**GIVEN EXERCISE**
Extract every line of the material that holds the string "siliques".

Dataset rows about figures
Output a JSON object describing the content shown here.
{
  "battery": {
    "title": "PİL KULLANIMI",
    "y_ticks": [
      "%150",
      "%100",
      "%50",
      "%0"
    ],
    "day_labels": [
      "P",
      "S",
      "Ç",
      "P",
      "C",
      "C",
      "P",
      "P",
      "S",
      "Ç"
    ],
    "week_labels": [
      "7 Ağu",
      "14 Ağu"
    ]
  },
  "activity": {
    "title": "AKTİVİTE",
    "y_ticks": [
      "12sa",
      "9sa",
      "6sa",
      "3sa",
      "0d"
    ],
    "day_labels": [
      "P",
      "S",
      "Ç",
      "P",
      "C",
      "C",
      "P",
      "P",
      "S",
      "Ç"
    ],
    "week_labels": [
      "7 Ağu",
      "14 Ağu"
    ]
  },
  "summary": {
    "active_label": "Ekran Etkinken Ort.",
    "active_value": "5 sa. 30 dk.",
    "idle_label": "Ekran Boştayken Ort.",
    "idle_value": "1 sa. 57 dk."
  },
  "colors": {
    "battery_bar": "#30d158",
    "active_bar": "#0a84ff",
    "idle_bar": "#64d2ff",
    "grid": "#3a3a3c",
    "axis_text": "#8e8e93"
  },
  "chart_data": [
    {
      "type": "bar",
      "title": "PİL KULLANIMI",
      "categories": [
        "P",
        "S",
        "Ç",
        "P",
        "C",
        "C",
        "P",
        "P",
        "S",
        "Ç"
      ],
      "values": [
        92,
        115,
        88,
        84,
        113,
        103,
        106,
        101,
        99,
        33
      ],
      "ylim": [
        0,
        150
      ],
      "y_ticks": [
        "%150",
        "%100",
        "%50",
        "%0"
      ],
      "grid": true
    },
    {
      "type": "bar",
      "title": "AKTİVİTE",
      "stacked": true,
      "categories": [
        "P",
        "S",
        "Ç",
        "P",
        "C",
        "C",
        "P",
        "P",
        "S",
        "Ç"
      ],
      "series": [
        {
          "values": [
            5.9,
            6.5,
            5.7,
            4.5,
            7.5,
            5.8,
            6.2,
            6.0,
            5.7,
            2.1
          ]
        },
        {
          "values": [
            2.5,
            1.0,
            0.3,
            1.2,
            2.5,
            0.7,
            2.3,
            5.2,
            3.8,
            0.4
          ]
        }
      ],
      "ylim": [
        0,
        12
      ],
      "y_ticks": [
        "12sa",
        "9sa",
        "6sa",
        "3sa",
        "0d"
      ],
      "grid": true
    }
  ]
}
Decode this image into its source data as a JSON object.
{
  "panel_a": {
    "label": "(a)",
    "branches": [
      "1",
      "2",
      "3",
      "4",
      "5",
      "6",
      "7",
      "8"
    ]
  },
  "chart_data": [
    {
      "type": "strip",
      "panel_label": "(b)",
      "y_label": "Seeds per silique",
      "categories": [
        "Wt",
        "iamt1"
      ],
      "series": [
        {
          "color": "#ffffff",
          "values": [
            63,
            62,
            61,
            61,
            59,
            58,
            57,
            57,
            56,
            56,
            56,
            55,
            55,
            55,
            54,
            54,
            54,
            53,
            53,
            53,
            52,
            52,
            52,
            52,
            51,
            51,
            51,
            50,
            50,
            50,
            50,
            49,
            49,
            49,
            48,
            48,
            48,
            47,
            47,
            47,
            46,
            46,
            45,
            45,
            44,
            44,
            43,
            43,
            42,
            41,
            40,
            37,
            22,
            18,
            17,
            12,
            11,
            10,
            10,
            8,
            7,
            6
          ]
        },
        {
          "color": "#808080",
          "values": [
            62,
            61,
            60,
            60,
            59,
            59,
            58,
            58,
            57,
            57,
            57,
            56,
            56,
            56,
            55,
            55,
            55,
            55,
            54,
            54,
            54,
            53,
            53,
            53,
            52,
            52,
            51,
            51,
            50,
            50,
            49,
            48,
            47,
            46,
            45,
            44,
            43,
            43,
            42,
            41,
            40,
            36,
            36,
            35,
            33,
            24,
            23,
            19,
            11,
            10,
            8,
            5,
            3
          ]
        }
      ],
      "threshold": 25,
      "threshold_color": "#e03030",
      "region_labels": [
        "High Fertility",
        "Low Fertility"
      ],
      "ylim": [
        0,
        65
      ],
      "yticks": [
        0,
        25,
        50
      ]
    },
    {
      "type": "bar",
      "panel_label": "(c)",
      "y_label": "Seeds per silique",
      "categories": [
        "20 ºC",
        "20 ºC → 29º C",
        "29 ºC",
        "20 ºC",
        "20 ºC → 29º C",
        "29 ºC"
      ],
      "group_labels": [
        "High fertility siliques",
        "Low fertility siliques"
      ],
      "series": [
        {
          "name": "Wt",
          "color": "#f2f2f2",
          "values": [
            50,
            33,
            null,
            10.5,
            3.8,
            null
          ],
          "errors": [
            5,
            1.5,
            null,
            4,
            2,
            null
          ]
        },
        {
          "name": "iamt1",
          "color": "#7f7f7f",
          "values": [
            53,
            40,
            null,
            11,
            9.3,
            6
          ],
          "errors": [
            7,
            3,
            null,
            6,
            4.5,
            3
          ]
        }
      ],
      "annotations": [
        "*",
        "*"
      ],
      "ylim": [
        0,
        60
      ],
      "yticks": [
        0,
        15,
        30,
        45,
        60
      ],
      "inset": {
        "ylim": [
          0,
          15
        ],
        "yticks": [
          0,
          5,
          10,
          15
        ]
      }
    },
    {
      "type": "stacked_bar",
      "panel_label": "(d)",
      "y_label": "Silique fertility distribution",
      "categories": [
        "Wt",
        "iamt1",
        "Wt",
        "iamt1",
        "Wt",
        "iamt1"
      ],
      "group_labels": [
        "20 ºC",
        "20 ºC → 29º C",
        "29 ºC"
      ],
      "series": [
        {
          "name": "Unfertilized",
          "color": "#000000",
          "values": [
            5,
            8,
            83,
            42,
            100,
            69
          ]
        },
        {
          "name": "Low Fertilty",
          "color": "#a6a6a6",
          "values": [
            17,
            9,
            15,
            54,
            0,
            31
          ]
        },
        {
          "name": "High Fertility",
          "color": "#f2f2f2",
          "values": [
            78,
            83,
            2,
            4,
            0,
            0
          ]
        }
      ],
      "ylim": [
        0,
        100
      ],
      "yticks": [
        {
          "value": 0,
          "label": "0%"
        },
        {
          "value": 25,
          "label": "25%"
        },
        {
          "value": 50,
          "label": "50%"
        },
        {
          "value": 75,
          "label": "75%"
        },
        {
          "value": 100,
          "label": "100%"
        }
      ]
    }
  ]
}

**ANSWER TO THE TASK**
        "High fertility siliques",
        "Low fertility siliques"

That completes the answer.